Directions for this task:
From the listing below, pick out each line with the word "xlabel".

Record set:
• • •
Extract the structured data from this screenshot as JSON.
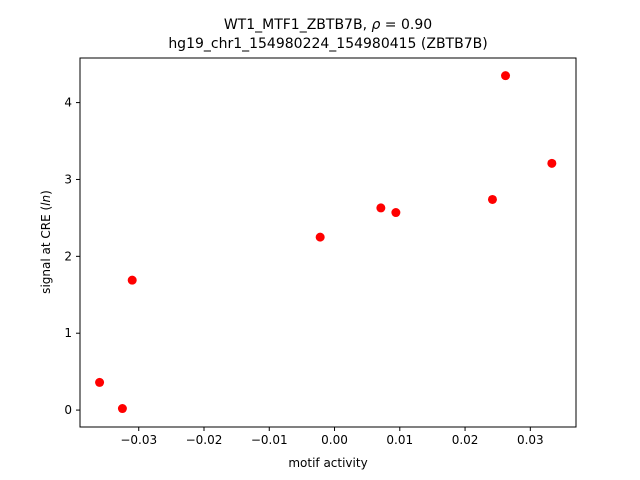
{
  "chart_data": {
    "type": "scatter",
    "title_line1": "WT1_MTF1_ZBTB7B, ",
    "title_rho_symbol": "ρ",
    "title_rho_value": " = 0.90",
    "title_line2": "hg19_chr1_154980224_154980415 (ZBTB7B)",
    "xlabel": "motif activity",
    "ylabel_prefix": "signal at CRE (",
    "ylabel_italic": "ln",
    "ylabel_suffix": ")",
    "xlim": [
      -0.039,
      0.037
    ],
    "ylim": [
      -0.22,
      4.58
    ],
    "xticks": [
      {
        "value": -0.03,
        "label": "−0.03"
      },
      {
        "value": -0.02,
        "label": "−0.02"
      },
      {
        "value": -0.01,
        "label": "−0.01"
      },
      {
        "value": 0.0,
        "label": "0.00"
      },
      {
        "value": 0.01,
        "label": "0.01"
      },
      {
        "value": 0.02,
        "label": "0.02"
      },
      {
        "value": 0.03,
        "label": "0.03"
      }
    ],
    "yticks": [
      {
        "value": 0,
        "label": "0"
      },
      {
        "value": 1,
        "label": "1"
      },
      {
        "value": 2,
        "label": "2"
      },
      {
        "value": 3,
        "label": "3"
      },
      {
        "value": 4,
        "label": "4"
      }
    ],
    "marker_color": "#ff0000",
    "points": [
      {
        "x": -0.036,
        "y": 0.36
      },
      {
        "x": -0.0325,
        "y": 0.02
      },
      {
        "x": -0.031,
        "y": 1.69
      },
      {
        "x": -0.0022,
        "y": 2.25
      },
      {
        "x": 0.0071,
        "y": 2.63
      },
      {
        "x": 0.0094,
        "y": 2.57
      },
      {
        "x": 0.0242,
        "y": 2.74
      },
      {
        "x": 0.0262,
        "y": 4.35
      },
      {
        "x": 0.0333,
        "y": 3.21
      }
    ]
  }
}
• • •
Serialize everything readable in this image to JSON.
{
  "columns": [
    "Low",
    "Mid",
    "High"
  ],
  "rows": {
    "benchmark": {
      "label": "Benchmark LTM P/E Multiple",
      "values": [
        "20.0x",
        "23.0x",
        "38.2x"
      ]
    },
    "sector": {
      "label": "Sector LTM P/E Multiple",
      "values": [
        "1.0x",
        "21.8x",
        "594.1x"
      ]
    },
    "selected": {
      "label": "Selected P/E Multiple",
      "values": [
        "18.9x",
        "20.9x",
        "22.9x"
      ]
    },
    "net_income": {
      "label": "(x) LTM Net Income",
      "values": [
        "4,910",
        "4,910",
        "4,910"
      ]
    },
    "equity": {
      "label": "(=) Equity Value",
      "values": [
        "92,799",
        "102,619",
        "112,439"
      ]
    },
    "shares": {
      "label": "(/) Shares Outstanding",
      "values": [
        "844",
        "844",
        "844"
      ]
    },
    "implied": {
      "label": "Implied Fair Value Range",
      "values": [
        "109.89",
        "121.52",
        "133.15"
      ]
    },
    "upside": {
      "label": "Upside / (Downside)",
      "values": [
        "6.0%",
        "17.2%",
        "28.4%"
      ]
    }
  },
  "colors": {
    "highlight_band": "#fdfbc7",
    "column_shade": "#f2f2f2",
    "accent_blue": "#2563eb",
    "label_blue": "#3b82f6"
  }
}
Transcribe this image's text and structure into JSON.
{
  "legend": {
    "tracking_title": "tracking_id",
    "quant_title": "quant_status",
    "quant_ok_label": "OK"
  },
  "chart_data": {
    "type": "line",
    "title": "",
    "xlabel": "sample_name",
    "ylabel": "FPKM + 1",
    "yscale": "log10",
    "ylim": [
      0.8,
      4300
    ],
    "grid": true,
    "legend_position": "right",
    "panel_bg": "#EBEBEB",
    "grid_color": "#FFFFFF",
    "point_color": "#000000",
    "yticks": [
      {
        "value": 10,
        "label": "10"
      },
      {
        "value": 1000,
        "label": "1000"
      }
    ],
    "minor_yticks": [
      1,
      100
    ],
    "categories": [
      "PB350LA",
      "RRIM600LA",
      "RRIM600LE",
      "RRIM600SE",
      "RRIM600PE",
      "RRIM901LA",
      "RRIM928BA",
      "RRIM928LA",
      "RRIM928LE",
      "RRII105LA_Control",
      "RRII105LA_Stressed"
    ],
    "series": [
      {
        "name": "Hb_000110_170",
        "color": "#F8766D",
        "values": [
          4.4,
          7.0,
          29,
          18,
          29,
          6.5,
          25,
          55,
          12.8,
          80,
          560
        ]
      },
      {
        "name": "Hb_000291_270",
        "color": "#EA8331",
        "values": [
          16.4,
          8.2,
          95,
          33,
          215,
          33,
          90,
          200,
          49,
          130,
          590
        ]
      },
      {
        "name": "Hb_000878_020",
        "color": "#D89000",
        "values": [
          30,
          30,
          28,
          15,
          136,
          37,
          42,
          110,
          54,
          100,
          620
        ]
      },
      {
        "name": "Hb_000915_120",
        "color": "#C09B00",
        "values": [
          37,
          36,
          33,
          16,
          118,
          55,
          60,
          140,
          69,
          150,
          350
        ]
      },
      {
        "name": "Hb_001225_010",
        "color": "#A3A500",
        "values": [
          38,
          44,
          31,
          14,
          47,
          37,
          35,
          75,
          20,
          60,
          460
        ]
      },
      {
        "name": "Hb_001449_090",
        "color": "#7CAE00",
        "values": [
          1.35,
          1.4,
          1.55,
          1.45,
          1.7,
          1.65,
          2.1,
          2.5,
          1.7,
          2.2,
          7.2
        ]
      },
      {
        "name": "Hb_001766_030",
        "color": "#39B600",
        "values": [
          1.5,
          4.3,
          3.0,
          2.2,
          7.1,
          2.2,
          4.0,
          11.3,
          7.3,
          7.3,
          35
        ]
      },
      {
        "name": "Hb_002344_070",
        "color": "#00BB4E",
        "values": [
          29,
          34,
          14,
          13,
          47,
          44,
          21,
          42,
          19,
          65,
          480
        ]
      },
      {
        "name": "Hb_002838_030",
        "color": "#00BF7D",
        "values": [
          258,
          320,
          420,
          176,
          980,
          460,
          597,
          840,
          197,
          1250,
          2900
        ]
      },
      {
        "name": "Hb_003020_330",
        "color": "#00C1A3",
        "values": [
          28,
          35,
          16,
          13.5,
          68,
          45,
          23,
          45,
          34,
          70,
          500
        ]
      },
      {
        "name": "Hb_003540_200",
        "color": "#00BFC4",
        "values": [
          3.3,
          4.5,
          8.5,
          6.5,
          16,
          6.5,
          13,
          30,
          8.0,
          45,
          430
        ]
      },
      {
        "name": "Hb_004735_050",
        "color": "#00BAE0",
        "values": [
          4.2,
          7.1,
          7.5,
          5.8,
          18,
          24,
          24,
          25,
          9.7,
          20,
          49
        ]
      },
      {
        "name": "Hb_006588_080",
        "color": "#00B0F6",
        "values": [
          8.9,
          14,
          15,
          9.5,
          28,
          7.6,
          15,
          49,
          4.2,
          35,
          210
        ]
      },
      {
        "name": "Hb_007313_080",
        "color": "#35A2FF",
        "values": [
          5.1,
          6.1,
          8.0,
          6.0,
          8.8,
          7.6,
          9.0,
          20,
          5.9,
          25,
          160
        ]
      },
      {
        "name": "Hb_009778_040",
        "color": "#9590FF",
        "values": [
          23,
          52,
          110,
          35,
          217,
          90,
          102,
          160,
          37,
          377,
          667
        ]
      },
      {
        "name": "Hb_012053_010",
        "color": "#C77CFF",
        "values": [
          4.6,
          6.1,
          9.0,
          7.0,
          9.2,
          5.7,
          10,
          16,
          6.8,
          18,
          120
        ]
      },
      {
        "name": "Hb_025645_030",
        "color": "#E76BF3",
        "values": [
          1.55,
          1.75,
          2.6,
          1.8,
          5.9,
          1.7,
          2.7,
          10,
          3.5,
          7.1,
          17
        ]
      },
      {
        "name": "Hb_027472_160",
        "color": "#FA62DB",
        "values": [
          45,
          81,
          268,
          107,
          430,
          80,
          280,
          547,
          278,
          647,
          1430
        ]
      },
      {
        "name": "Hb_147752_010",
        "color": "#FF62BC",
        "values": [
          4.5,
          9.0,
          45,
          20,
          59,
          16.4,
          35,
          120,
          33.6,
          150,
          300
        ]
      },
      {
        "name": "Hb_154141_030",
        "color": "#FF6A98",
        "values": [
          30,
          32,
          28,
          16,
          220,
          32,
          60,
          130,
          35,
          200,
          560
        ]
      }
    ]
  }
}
• • •
Complete response:
    "xlabel": "motif activity",
    "xlabel": "sample_name",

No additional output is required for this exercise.